To do: The answer must consist of every line in the records below that contains the string "test".
== Segment start ==
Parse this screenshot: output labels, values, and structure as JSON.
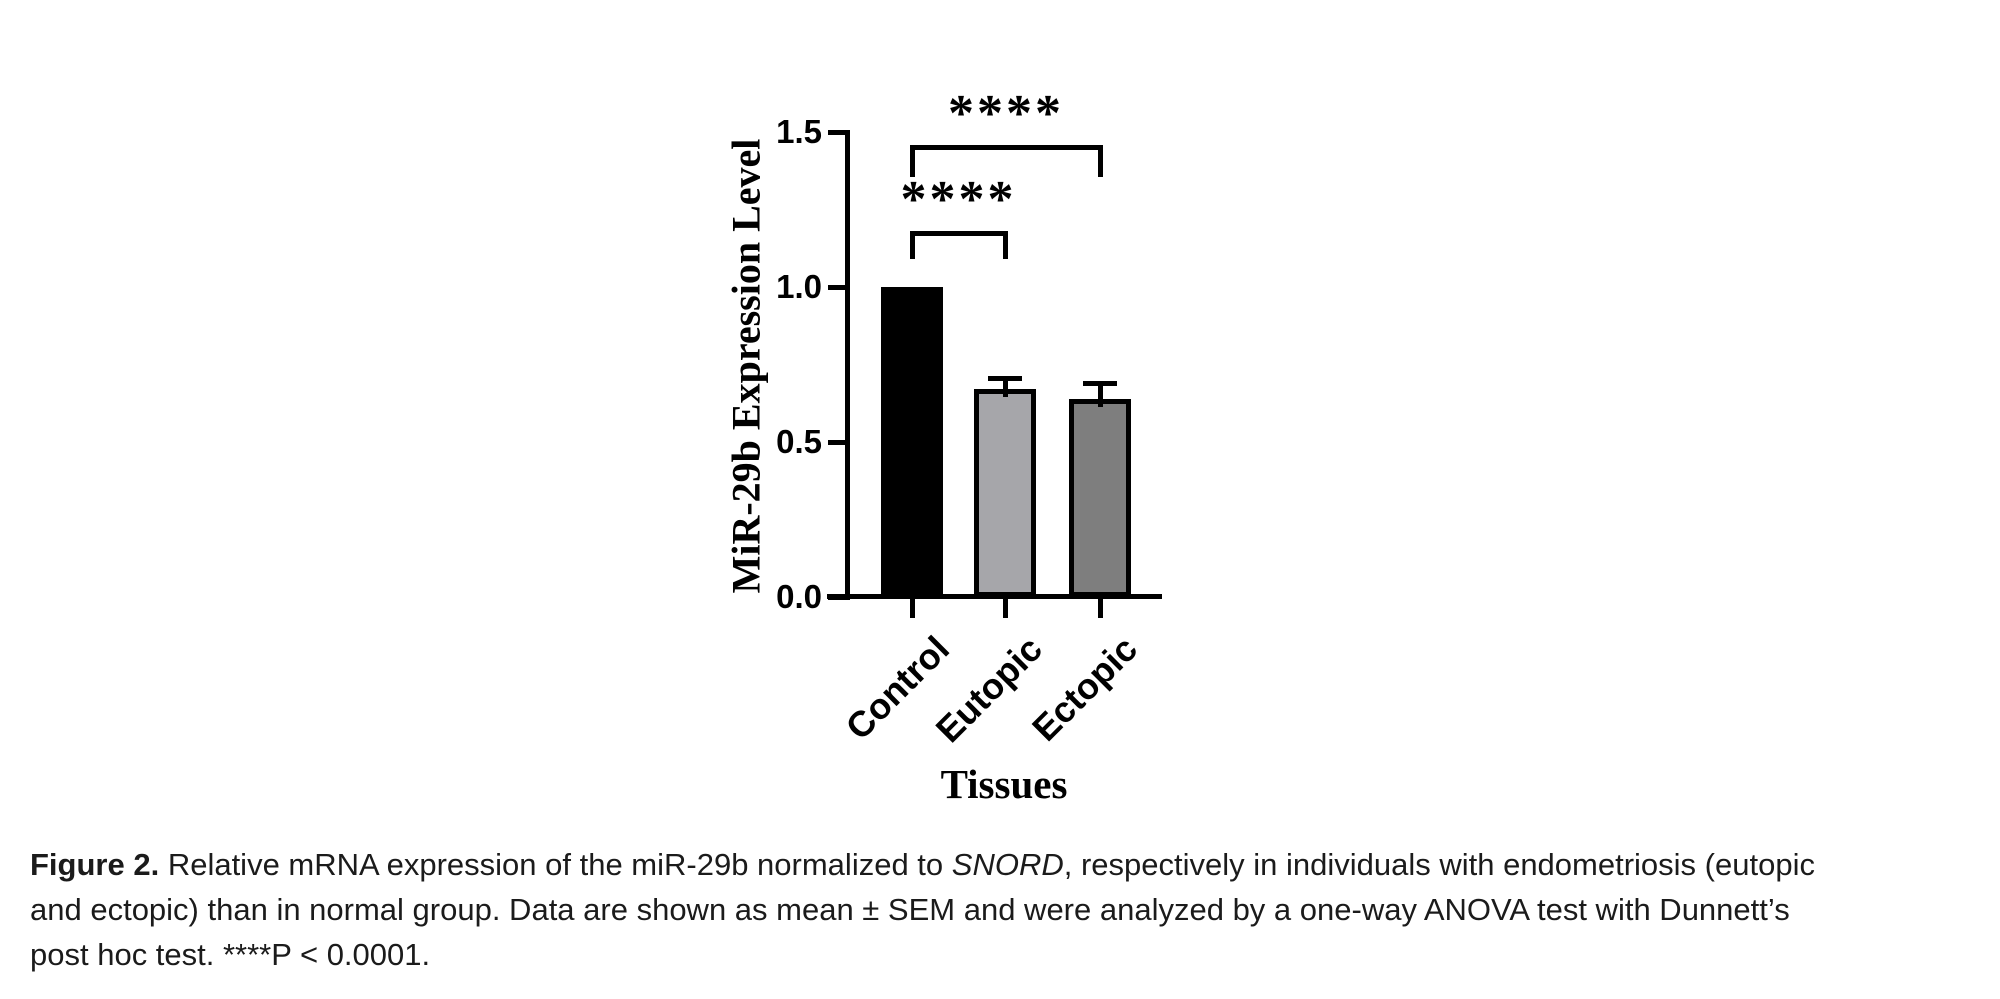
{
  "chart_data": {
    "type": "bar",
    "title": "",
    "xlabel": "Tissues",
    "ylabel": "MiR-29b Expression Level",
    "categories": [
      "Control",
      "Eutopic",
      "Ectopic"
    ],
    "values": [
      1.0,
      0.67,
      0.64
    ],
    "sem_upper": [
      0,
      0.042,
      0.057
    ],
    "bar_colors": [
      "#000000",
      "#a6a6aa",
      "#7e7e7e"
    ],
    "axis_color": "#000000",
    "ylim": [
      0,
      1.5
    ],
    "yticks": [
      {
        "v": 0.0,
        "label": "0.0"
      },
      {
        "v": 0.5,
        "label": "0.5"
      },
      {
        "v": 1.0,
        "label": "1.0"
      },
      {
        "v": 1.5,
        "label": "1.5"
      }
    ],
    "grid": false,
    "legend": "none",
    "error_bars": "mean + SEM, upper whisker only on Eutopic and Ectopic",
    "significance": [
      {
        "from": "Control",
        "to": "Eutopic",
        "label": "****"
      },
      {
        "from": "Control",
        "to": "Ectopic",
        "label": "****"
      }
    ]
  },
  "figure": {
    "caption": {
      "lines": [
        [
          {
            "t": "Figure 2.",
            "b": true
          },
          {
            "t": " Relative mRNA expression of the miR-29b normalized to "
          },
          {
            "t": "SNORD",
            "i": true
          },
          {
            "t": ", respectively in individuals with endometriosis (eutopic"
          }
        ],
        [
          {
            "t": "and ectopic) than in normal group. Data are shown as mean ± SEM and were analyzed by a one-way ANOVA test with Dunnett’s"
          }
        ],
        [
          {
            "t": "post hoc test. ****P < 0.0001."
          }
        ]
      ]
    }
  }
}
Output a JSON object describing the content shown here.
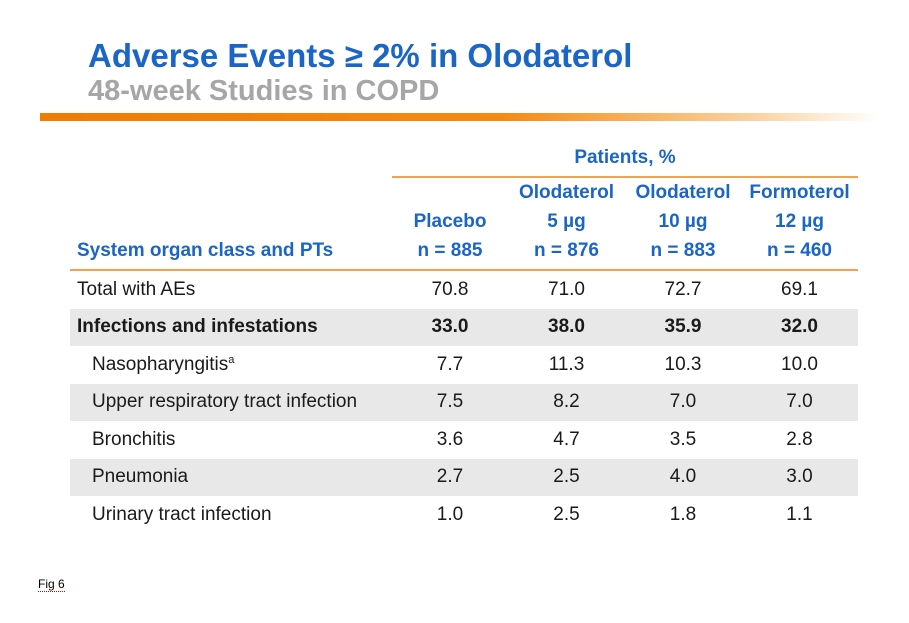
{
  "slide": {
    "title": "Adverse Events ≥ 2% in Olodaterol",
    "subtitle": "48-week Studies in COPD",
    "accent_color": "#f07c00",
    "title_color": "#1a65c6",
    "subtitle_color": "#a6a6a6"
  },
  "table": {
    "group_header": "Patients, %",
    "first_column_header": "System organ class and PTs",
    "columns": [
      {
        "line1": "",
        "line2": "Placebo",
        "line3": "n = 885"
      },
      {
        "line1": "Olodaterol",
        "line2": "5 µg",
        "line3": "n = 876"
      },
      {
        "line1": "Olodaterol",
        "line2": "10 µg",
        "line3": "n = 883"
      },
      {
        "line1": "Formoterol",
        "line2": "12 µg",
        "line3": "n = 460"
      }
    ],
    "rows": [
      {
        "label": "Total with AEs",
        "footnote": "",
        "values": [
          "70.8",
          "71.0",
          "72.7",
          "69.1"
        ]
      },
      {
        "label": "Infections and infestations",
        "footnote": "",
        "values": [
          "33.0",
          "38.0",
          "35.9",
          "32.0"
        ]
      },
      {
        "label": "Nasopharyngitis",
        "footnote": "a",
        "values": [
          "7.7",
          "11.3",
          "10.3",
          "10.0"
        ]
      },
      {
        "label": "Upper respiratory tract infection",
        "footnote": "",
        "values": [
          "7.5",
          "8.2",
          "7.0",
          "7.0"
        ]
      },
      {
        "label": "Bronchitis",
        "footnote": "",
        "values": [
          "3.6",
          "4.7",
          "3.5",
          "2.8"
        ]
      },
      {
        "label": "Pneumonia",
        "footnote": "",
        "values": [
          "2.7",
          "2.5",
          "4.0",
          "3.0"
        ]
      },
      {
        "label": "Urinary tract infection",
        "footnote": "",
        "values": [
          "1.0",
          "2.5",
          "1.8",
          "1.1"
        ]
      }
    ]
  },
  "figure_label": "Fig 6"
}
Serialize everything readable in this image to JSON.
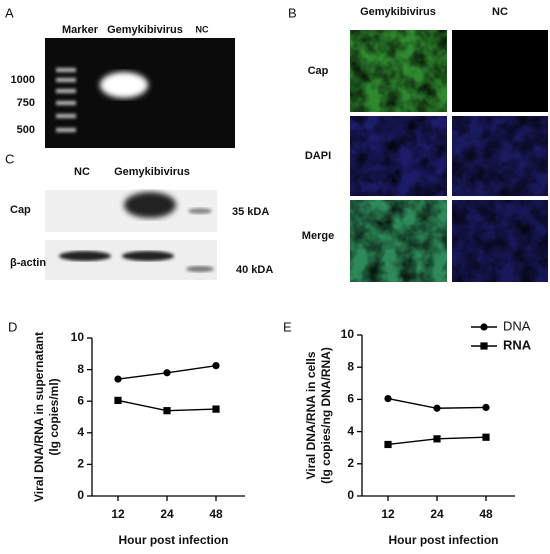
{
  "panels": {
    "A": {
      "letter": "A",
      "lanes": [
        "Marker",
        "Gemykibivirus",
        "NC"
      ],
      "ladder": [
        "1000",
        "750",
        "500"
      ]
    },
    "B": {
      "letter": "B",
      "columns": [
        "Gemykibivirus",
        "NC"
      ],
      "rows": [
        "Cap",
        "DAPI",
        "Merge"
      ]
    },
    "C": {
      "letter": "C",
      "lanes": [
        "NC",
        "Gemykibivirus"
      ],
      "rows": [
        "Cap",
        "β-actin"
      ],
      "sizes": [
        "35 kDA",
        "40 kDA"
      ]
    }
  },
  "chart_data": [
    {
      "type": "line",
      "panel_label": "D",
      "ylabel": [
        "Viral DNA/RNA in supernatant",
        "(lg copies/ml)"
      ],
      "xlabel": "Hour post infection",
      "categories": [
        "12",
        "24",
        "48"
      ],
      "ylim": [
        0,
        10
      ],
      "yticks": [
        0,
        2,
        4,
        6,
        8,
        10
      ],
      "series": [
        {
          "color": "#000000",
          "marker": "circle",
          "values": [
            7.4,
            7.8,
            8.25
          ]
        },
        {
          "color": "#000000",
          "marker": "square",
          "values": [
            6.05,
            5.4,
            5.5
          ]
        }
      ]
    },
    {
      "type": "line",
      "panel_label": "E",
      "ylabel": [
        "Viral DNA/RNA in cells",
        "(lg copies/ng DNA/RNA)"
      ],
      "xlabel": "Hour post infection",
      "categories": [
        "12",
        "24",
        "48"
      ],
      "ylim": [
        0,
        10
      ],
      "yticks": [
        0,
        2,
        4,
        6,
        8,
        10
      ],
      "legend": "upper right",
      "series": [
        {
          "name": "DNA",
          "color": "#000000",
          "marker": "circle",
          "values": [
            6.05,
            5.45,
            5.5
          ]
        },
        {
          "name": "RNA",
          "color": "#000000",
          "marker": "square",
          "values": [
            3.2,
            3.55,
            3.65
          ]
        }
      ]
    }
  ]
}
== Segment end ==
Exercise result:
            "t": "and ectopic) than in normal group. Data are shown as mean ± SEM and were analyzed by a one-way ANOVA test with Dunnett’s"
            "t": "post hoc test. ****P < 0.0001."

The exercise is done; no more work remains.